- Do this -
Copy the material verbatim, starting at the line containing "vertical-scrollbar[interactable] bbox=[1372, 48, 1378, 705]" and ending at the line containing "column-order: Order bbox=[400, 563, 433, 577]".

- The records -

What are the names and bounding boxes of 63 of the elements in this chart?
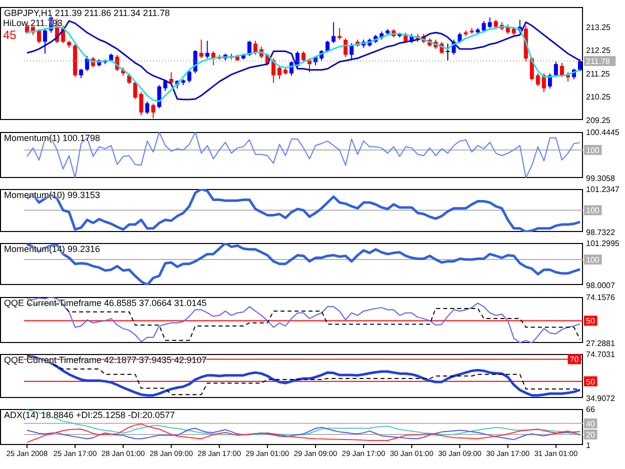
ref-line-label: 70 xyxy=(570,355,580,364)
y-tick-label: 74.1576 xyxy=(586,293,616,302)
ref-line-label: 100 xyxy=(586,256,600,265)
candlestick xyxy=(79,68,84,79)
y-tick-label: 213.25 xyxy=(586,22,612,32)
candlestick xyxy=(277,64,282,80)
candlestick xyxy=(151,103,156,119)
candlestick xyxy=(536,72,540,87)
candlestick xyxy=(205,40,210,59)
y-tick-label: 66 xyxy=(586,405,596,414)
text: 45 xyxy=(3,28,16,42)
ref-line-label: 211.78 xyxy=(586,57,610,66)
candlestick xyxy=(482,20,486,34)
candlestick xyxy=(560,62,564,78)
candlestick xyxy=(43,27,48,54)
ref-line-label: 20 xyxy=(586,430,596,440)
candlestick xyxy=(301,50,306,64)
candlestick xyxy=(157,84,162,109)
y-tick-label: 101.2995 xyxy=(586,239,620,248)
ref-line-label: 50 xyxy=(586,316,596,326)
ref-line-label: 100 xyxy=(586,146,600,155)
candlestick xyxy=(199,39,204,59)
chart-title: Momentum(10) 99.3153 xyxy=(4,190,100,200)
candlestick xyxy=(350,42,354,60)
candlestick xyxy=(446,43,450,61)
candlestick xyxy=(37,28,42,44)
candlestick xyxy=(488,16,492,28)
candlestick xyxy=(139,92,144,116)
candlestick xyxy=(554,61,558,78)
y-tick-label: 74.7031 xyxy=(586,350,616,359)
candlestick xyxy=(344,38,348,58)
y-tick-label: 98.0007 xyxy=(586,281,616,290)
candlestick xyxy=(326,40,330,53)
y-tick-label: 98.7322 xyxy=(586,228,616,237)
y-tick-label: 1 xyxy=(586,441,591,450)
y-tick-label: 100.4445 xyxy=(586,128,620,137)
y-tick-label: 99.3058 xyxy=(586,174,616,183)
candlestick xyxy=(247,40,252,56)
y-tick-label: 210.25 xyxy=(586,92,612,102)
y-tick-label: 211.25 xyxy=(586,69,610,78)
ref-line-label: 50 xyxy=(586,377,596,386)
ref-line-label: 40 xyxy=(586,419,596,428)
candlestick xyxy=(338,27,342,40)
chart-title: GBPJPY,H1 211.39 211.86 211.34 211.78 xyxy=(4,8,170,18)
candlestick xyxy=(578,58,582,72)
candlestick xyxy=(85,55,90,72)
y-tick-label: 209.25 xyxy=(586,116,612,125)
y-tick-label: 27.2881 xyxy=(586,339,616,348)
candlestick xyxy=(494,19,498,30)
y-tick-label: 212.25 xyxy=(586,46,612,56)
candlestick xyxy=(271,58,276,84)
candlestick xyxy=(133,81,138,100)
ref-line-label: 100 xyxy=(586,206,600,216)
chart-title: Momentum(1) 100.1798 xyxy=(4,133,100,143)
candlestick xyxy=(332,22,336,44)
candlestick xyxy=(187,70,192,84)
candlestick xyxy=(169,72,174,84)
line-series xyxy=(26,426,580,440)
candlestick xyxy=(193,50,198,74)
y-tick-label: 34.9072 xyxy=(586,394,616,403)
candlestick xyxy=(145,100,150,115)
y-tick-label: 101.2347 xyxy=(586,185,620,194)
line-series xyxy=(26,423,580,443)
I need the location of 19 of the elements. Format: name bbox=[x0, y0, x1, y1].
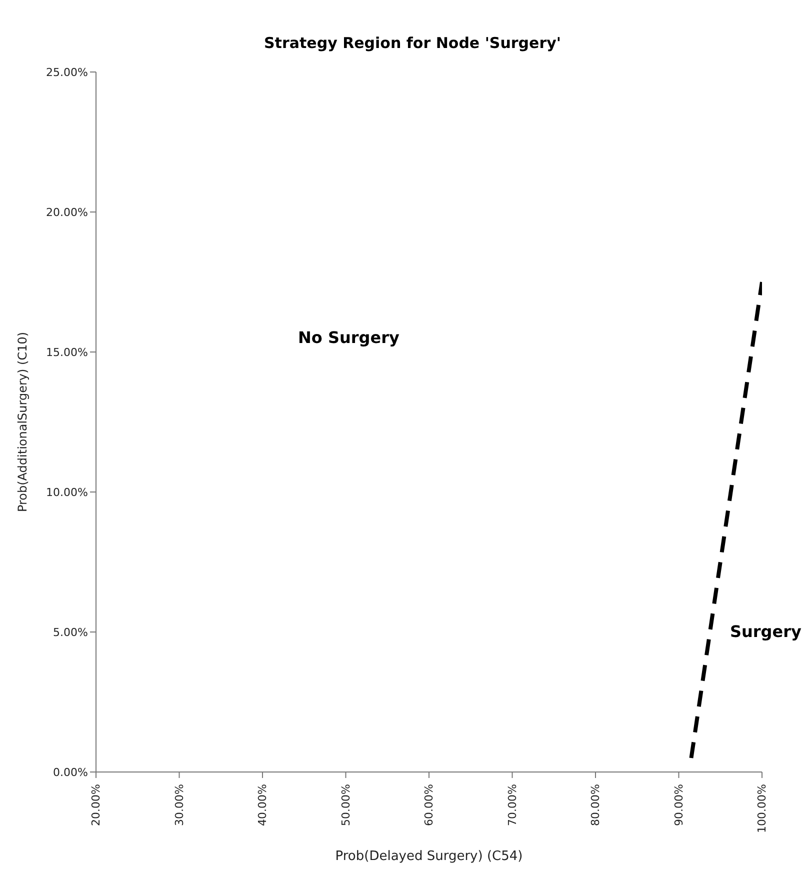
y-axis-title: Prob(AdditionalSurgery) (C10) bbox=[15, 332, 30, 512]
annotation: No Surgery bbox=[298, 328, 400, 347]
y-tick-label: 5.00% bbox=[53, 626, 88, 639]
x-tick-label: 50.00% bbox=[339, 784, 352, 826]
y-tick-label: 0.00% bbox=[53, 766, 88, 779]
y-tick-label: 10.00% bbox=[46, 486, 88, 499]
x-tick-label: 100.00% bbox=[756, 784, 768, 833]
x-tick-label: 90.00% bbox=[672, 784, 686, 826]
y-tick-label: 15.00% bbox=[46, 346, 88, 359]
y-tick-label: 20.00% bbox=[46, 206, 88, 219]
x-tick-label: 80.00% bbox=[589, 784, 602, 826]
x-tick-label: 70.00% bbox=[506, 784, 519, 826]
x-tick-label: 60.00% bbox=[422, 784, 436, 826]
y-tick-label: 25.00% bbox=[46, 66, 88, 79]
chart-title: Strategy Region for Node 'Surgery' bbox=[263, 34, 562, 52]
x-tick-label: 40.00% bbox=[256, 784, 269, 826]
x-axis-title: Prob(Delayed Surgery) (C54) bbox=[335, 849, 523, 864]
x-tick-label: 30.00% bbox=[172, 784, 186, 826]
annotation: Surgery bbox=[730, 622, 802, 641]
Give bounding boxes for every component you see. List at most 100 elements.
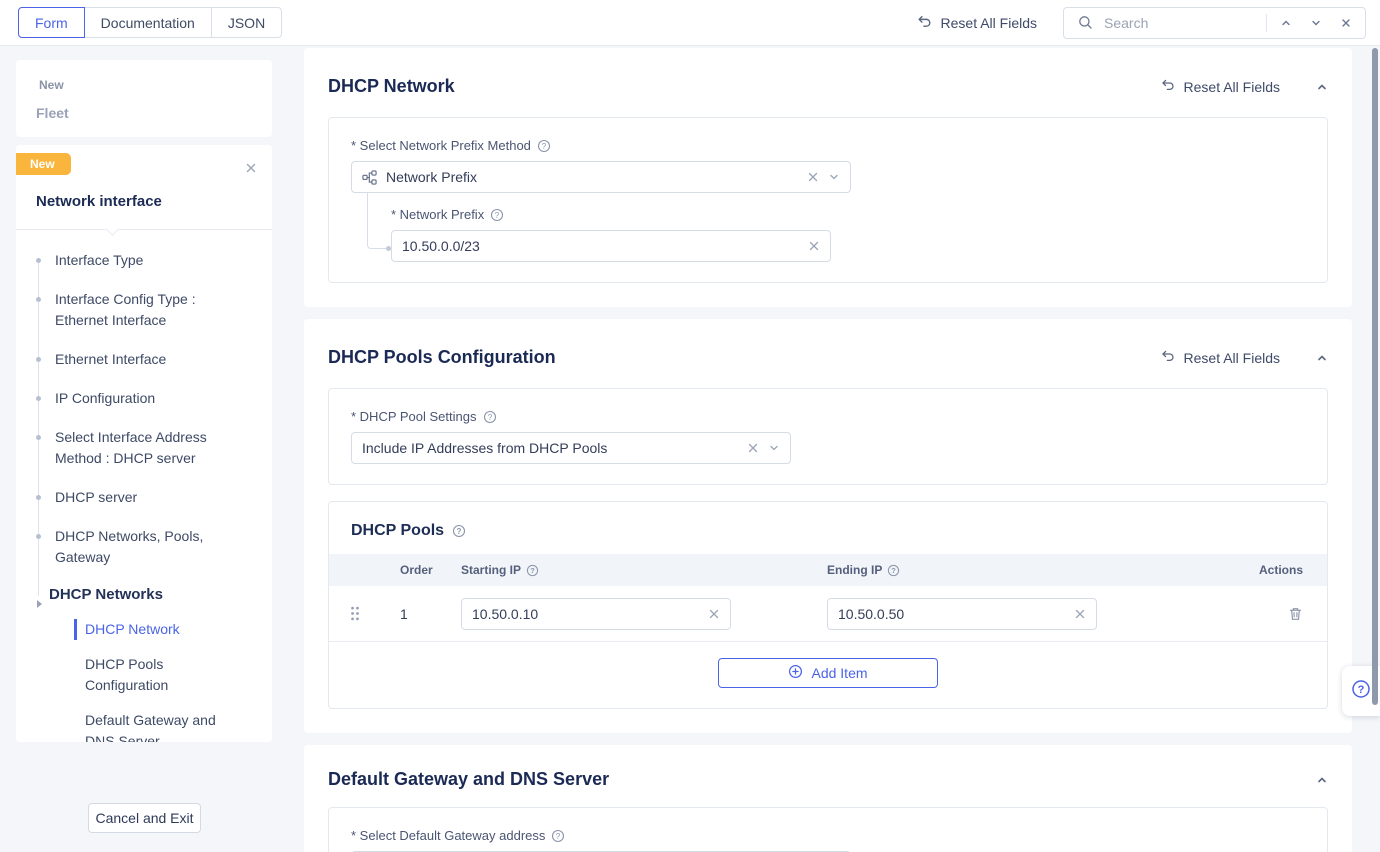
vertical-scrollbar[interactable] bbox=[1372, 48, 1378, 705]
wizard-steps: Interface Type Interface Config Type : E… bbox=[35, 250, 272, 742]
breadcrumb-parent[interactable]: Fleet bbox=[36, 105, 69, 121]
step-ethernet-interface[interactable]: Ethernet Interface bbox=[35, 349, 230, 370]
help-icon[interactable]: ? bbox=[537, 139, 551, 153]
chevron-down-icon[interactable] bbox=[828, 171, 840, 183]
tab-form[interactable]: Form bbox=[18, 7, 85, 38]
svg-text:?: ? bbox=[556, 831, 561, 840]
network-prefix-input[interactable] bbox=[402, 238, 799, 254]
svg-text:?: ? bbox=[1358, 684, 1365, 696]
collapse-section-icon[interactable] bbox=[1316, 774, 1328, 786]
step-interface-type[interactable]: Interface Type bbox=[35, 250, 230, 271]
step-interface-config-type[interactable]: Interface Config Type : Ethernet Interfa… bbox=[35, 289, 230, 331]
clear-icon[interactable] bbox=[808, 240, 820, 252]
section-title: Default Gateway and DNS Server bbox=[328, 769, 610, 789]
prefix-method-value: Network Prefix bbox=[386, 169, 478, 185]
undo-icon bbox=[916, 13, 933, 33]
column-order: Order bbox=[400, 563, 433, 577]
search-prev-icon[interactable] bbox=[1275, 12, 1297, 34]
cancel-and-exit-button[interactable]: Cancel and Exit bbox=[88, 803, 201, 833]
gateway-fieldset: * Select Default Gateway address ? First… bbox=[328, 807, 1328, 852]
panel-title: Network interface bbox=[36, 193, 162, 210]
search-divider bbox=[1266, 13, 1267, 32]
section-reset-button[interactable]: Reset All Fields bbox=[1160, 77, 1280, 96]
pools-table-title: DHCP Pools bbox=[351, 522, 445, 539]
group-children: DHCP Network DHCP Pools Configuration De… bbox=[74, 619, 272, 742]
clear-icon[interactable] bbox=[1074, 608, 1086, 620]
help-icon[interactable]: ? bbox=[551, 829, 565, 843]
pool-settings-select[interactable]: Include IP Addresses from DHCP Pools bbox=[351, 432, 791, 464]
help-icon[interactable]: ? bbox=[490, 208, 504, 222]
ending-ip-input[interactable] bbox=[838, 605, 1065, 622]
step-address-method[interactable]: Select Interface Address Method : DHCP s… bbox=[35, 427, 230, 469]
search-next-icon[interactable] bbox=[1305, 12, 1327, 34]
svg-text:?: ? bbox=[542, 141, 547, 150]
group-dhcp-networks[interactable]: DHCP Networks bbox=[49, 586, 272, 603]
pools-table-header: Order Starting IP ? Ending IP ? Actions bbox=[329, 554, 1327, 586]
collapse-section-icon[interactable] bbox=[1316, 81, 1328, 93]
pool-settings-label: * DHCP Pool Settings bbox=[351, 409, 477, 424]
help-icon[interactable]: ? bbox=[526, 564, 539, 577]
undo-icon bbox=[1160, 77, 1176, 96]
ending-ip-field[interactable] bbox=[827, 597, 1097, 630]
help-icon[interactable]: ? bbox=[452, 524, 466, 538]
wizard-nav-panel: New Network interface Interface Type Int… bbox=[16, 145, 272, 742]
starting-ip-field[interactable] bbox=[461, 597, 731, 630]
section-reset-label: Reset All Fields bbox=[1183, 349, 1280, 366]
step-dhcp-server[interactable]: DHCP server bbox=[35, 487, 230, 508]
workflow-icon bbox=[362, 169, 377, 185]
panel-close-icon[interactable] bbox=[240, 157, 262, 179]
nav-item-dhcp-pools-configuration[interactable]: DHCP Pools Configuration bbox=[85, 656, 169, 693]
breadcrumb-status: New bbox=[39, 78, 64, 92]
prefix-method-label: * Select Network Prefix Method bbox=[351, 138, 531, 153]
column-ending-ip: Ending IP bbox=[827, 563, 883, 577]
nav-item-default-gateway-dns[interactable]: Default Gateway and DNS Server bbox=[85, 712, 216, 742]
search-box[interactable] bbox=[1063, 6, 1366, 39]
network-prefix-label: * Network Prefix bbox=[391, 207, 485, 222]
reset-all-fields-button[interactable]: Reset All Fields bbox=[916, 13, 1037, 33]
clear-icon[interactable] bbox=[708, 608, 720, 620]
collapse-section-icon[interactable] bbox=[1316, 352, 1328, 364]
add-item-button[interactable]: Add Item bbox=[718, 658, 938, 688]
section-default-gateway-dns: Default Gateway and DNS Server * Select … bbox=[304, 745, 1352, 852]
plus-circle-icon bbox=[788, 664, 803, 682]
step-ip-configuration[interactable]: IP Configuration bbox=[35, 388, 230, 409]
svg-text:?: ? bbox=[457, 527, 462, 536]
nested-field-connector bbox=[367, 192, 391, 251]
tab-documentation[interactable]: Documentation bbox=[83, 7, 212, 38]
search-input[interactable] bbox=[1104, 14, 1258, 31]
help-icon[interactable]: ? bbox=[483, 410, 497, 424]
reset-all-fields-label: Reset All Fields bbox=[940, 14, 1037, 31]
chevron-down-icon[interactable] bbox=[768, 442, 780, 454]
prefix-method-select[interactable]: Network Prefix bbox=[351, 161, 851, 193]
section-title: DHCP Pools Configuration bbox=[328, 347, 556, 367]
pool-order: 1 bbox=[400, 605, 408, 622]
question-circle-icon: ? bbox=[1351, 679, 1371, 704]
drag-handle-icon[interactable] bbox=[329, 606, 381, 621]
new-badge: New bbox=[16, 153, 71, 175]
clear-icon[interactable] bbox=[807, 171, 819, 183]
section-reset-button[interactable]: Reset All Fields bbox=[1160, 348, 1280, 367]
timeline-arrow-icon bbox=[37, 600, 42, 608]
dhcp-pools-table-card: DHCP Pools ? Order Starting IP ? bbox=[328, 501, 1328, 709]
add-item-label: Add Item bbox=[811, 665, 868, 681]
column-starting-ip: Starting IP bbox=[461, 563, 522, 577]
section-dhcp-pools-configuration: DHCP Pools Configuration Reset All Field… bbox=[304, 319, 1352, 733]
starting-ip-input[interactable] bbox=[472, 605, 699, 622]
panel-divider bbox=[16, 223, 272, 236]
pool-settings-value: Include IP Addresses from DHCP Pools bbox=[362, 440, 608, 456]
svg-text:?: ? bbox=[487, 412, 492, 421]
help-icon[interactable]: ? bbox=[887, 564, 900, 577]
clear-icon[interactable] bbox=[747, 442, 759, 454]
tab-json[interactable]: JSON bbox=[210, 7, 283, 38]
search-close-icon[interactable] bbox=[1335, 12, 1357, 34]
delete-row-icon[interactable] bbox=[1288, 606, 1303, 622]
nav-item-dhcp-network[interactable]: DHCP Network bbox=[74, 619, 219, 640]
svg-text:?: ? bbox=[495, 210, 500, 219]
breadcrumb-card: New Fleet bbox=[16, 60, 272, 137]
section-title: DHCP Network bbox=[328, 76, 455, 96]
step-dhcp-networks-pools-gateway[interactable]: DHCP Networks, Pools, Gateway bbox=[35, 526, 230, 568]
form-main: DHCP Network Reset All Fields * Select N… bbox=[304, 48, 1352, 852]
network-prefix-field[interactable] bbox=[391, 230, 831, 262]
svg-text:?: ? bbox=[530, 566, 535, 575]
gateway-address-label: * Select Default Gateway address bbox=[351, 828, 546, 843]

- Exercise answer -
vertical-scrollbar[interactable] bbox=[1372, 48, 1378, 705]
wizard-steps: Interface Type Interface Config Type : E… bbox=[35, 250, 272, 742]
breadcrumb-parent[interactable]: Fleet bbox=[36, 105, 69, 121]
step-ethernet-interface[interactable]: Ethernet Interface bbox=[35, 349, 230, 370]
help-icon[interactable]: ? bbox=[537, 139, 551, 153]
chevron-down-icon[interactable] bbox=[828, 171, 840, 183]
tab-form[interactable]: Form bbox=[18, 7, 85, 38]
svg-text:?: ? bbox=[556, 831, 561, 840]
network-prefix-input[interactable] bbox=[402, 238, 799, 254]
svg-text:?: ? bbox=[1358, 684, 1365, 696]
collapse-section-icon[interactable] bbox=[1316, 774, 1328, 786]
step-interface-type[interactable]: Interface Type bbox=[35, 250, 230, 271]
step-interface-config-type[interactable]: Interface Config Type : Ethernet Interfa… bbox=[35, 289, 230, 331]
clear-icon[interactable] bbox=[808, 240, 820, 252]
section-title: Default Gateway and DNS Server bbox=[328, 769, 610, 789]
prefix-method-value: Network Prefix bbox=[386, 169, 478, 185]
undo-icon bbox=[916, 13, 933, 33]
column-order: Order bbox=[400, 563, 433, 577]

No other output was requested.